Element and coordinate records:

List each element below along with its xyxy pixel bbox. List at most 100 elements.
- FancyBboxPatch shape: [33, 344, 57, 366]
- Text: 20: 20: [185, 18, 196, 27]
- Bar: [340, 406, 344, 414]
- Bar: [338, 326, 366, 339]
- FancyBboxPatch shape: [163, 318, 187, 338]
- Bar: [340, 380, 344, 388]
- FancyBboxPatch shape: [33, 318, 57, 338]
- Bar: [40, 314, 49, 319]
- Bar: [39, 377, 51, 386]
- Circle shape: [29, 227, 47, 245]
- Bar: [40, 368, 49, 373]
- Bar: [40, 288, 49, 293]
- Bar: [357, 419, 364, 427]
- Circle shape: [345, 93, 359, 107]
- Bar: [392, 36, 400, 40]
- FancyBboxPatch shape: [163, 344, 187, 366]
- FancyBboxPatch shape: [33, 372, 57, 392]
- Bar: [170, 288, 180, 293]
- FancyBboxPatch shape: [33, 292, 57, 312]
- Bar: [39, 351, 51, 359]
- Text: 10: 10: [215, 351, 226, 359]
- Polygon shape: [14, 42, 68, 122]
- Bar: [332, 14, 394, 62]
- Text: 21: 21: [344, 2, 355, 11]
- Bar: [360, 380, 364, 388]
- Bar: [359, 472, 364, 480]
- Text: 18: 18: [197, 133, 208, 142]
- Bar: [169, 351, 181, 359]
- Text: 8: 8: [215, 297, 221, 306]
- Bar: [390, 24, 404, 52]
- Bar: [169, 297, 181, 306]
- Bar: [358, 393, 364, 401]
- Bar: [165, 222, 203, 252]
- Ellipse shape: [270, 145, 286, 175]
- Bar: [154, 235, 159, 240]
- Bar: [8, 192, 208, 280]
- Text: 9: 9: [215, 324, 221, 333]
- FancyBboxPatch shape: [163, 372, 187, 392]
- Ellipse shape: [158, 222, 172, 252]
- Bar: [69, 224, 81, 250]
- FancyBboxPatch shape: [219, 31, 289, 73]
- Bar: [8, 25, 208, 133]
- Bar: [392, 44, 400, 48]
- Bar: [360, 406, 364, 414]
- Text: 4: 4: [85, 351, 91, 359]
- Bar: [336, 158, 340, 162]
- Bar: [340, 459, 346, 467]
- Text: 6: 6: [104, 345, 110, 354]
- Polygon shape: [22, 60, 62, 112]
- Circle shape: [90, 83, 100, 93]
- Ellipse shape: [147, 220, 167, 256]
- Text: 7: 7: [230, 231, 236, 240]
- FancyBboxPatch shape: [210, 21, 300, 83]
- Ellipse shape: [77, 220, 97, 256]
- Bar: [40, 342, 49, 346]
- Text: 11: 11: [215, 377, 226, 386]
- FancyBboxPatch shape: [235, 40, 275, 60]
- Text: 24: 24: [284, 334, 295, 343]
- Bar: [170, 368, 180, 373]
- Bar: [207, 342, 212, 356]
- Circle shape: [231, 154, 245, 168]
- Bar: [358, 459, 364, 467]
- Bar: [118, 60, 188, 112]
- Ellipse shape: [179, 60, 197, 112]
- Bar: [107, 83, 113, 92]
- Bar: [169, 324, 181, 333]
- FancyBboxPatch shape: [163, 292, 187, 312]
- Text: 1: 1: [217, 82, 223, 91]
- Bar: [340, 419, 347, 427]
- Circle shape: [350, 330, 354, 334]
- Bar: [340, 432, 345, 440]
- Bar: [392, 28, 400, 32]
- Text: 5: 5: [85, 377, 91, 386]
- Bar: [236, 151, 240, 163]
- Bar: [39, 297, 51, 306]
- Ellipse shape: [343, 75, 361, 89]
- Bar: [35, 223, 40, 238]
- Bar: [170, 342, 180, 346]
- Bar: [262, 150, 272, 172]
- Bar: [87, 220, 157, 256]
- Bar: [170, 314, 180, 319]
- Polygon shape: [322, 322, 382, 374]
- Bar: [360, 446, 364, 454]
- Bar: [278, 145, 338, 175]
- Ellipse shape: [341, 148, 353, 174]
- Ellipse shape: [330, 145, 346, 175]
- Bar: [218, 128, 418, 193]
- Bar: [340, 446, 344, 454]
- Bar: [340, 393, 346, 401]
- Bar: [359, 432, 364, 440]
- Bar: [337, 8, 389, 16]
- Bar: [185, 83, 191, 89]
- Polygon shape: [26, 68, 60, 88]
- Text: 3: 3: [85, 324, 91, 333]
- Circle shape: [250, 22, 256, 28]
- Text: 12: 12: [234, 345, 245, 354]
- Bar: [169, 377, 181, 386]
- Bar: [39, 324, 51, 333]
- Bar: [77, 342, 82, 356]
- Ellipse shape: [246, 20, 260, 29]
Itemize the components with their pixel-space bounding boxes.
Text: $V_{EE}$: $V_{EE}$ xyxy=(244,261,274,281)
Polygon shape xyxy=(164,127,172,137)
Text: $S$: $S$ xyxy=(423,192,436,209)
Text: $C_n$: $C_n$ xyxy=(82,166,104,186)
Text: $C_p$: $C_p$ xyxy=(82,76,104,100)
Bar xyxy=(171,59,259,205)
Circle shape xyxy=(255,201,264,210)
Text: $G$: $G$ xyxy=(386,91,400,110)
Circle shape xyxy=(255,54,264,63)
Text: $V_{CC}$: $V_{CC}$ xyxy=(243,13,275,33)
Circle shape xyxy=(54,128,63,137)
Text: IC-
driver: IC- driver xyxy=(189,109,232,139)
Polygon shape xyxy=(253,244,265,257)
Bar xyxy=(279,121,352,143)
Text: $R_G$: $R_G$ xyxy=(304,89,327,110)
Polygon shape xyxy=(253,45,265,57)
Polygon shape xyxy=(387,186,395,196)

* What this task involves *
Please edit these lines so that each "Ellipse shape" becomes "Oval shape", with nothing else altered.

* Full solution *
List each element below along with its xyxy pixel bbox. List at most 100 elements.
- FancyBboxPatch shape: [33, 344, 57, 366]
- Text: 20: 20: [185, 18, 196, 27]
- Bar: [340, 406, 344, 414]
- Bar: [338, 326, 366, 339]
- FancyBboxPatch shape: [163, 318, 187, 338]
- Bar: [340, 380, 344, 388]
- FancyBboxPatch shape: [33, 318, 57, 338]
- Bar: [40, 314, 49, 319]
- Bar: [39, 377, 51, 386]
- Circle shape: [29, 227, 47, 245]
- Bar: [40, 368, 49, 373]
- Bar: [40, 288, 49, 293]
- Bar: [357, 419, 364, 427]
- Circle shape: [345, 93, 359, 107]
- Bar: [392, 36, 400, 40]
- FancyBboxPatch shape: [163, 344, 187, 366]
- FancyBboxPatch shape: [33, 372, 57, 392]
- Bar: [170, 288, 180, 293]
- FancyBboxPatch shape: [33, 292, 57, 312]
- Bar: [39, 351, 51, 359]
- Text: 10: 10: [215, 351, 226, 359]
- Polygon shape: [14, 42, 68, 122]
- Bar: [332, 14, 394, 62]
- Text: 21: 21: [344, 2, 355, 11]
- Bar: [360, 380, 364, 388]
- Bar: [359, 472, 364, 480]
- Text: 18: 18: [197, 133, 208, 142]
- Bar: [169, 351, 181, 359]
- Text: 8: 8: [215, 297, 221, 306]
- Bar: [390, 24, 404, 52]
- Bar: [169, 297, 181, 306]
- Bar: [358, 393, 364, 401]
- Bar: [165, 222, 203, 252]
- Oval shape: [270, 145, 286, 175]
- Bar: [154, 235, 159, 240]
- Bar: [8, 192, 208, 280]
- Text: 9: 9: [215, 324, 221, 333]
- FancyBboxPatch shape: [163, 372, 187, 392]
- Oval shape: [158, 222, 172, 252]
- Bar: [69, 224, 81, 250]
- FancyBboxPatch shape: [219, 31, 289, 73]
- Bar: [8, 25, 208, 133]
- Bar: [392, 44, 400, 48]
- Bar: [360, 406, 364, 414]
- Text: 4: 4: [85, 351, 91, 359]
- Bar: [336, 158, 340, 162]
- Bar: [340, 459, 346, 467]
- Text: 6: 6: [104, 345, 110, 354]
- Polygon shape: [22, 60, 62, 112]
- Circle shape: [90, 83, 100, 93]
- Oval shape: [147, 220, 167, 256]
- Text: 7: 7: [230, 231, 236, 240]
- FancyBboxPatch shape: [210, 21, 300, 83]
- Oval shape: [77, 220, 97, 256]
- Bar: [40, 342, 49, 346]
- Text: 11: 11: [215, 377, 226, 386]
- FancyBboxPatch shape: [235, 40, 275, 60]
- Text: 24: 24: [284, 334, 295, 343]
- Bar: [170, 368, 180, 373]
- Bar: [207, 342, 212, 356]
- Circle shape: [231, 154, 245, 168]
- Bar: [358, 459, 364, 467]
- Bar: [118, 60, 188, 112]
- Oval shape: [179, 60, 197, 112]
- Bar: [107, 83, 113, 92]
- Bar: [169, 324, 181, 333]
- FancyBboxPatch shape: [163, 292, 187, 312]
- Text: 1: 1: [217, 82, 223, 91]
- Bar: [340, 419, 347, 427]
- Circle shape: [350, 330, 354, 334]
- Bar: [340, 432, 345, 440]
- Bar: [392, 28, 400, 32]
- Text: 5: 5: [85, 377, 91, 386]
- Bar: [236, 151, 240, 163]
- Bar: [39, 297, 51, 306]
- Oval shape: [343, 75, 361, 89]
- Bar: [35, 223, 40, 238]
- Bar: [170, 342, 180, 346]
- Bar: [262, 150, 272, 172]
- Bar: [87, 220, 157, 256]
- Bar: [170, 314, 180, 319]
- Polygon shape: [322, 322, 382, 374]
- Bar: [360, 446, 364, 454]
- Bar: [278, 145, 338, 175]
- Oval shape: [341, 148, 353, 174]
- Oval shape: [330, 145, 346, 175]
- Bar: [218, 128, 418, 193]
- Bar: [340, 446, 344, 454]
- Bar: [340, 393, 346, 401]
- Bar: [359, 432, 364, 440]
- Bar: [337, 8, 389, 16]
- Bar: [185, 83, 191, 89]
- Polygon shape: [26, 68, 60, 88]
- Text: 3: 3: [85, 324, 91, 333]
- Circle shape: [250, 22, 256, 28]
- Text: 12: 12: [234, 345, 245, 354]
- Bar: [169, 377, 181, 386]
- Bar: [39, 324, 51, 333]
- Bar: [77, 342, 82, 356]
- Oval shape: [246, 20, 260, 29]
Itemize the components with their pixel-space bounding boxes.
Text: $V_{EE}$: $V_{EE}$ xyxy=(244,261,274,281)
Polygon shape xyxy=(164,127,172,137)
Text: $S$: $S$ xyxy=(423,192,436,209)
Text: $C_n$: $C_n$ xyxy=(82,166,104,186)
Text: $C_p$: $C_p$ xyxy=(82,76,104,100)
Bar xyxy=(171,59,259,205)
Circle shape xyxy=(255,201,264,210)
Text: $G$: $G$ xyxy=(386,91,400,110)
Circle shape xyxy=(255,54,264,63)
Text: $V_{CC}$: $V_{CC}$ xyxy=(243,13,275,33)
Circle shape xyxy=(54,128,63,137)
Text: IC-
driver: IC- driver xyxy=(189,109,232,139)
Polygon shape xyxy=(253,244,265,257)
Bar xyxy=(279,121,352,143)
Text: $R_G$: $R_G$ xyxy=(304,89,327,110)
Polygon shape xyxy=(253,45,265,57)
Polygon shape xyxy=(387,186,395,196)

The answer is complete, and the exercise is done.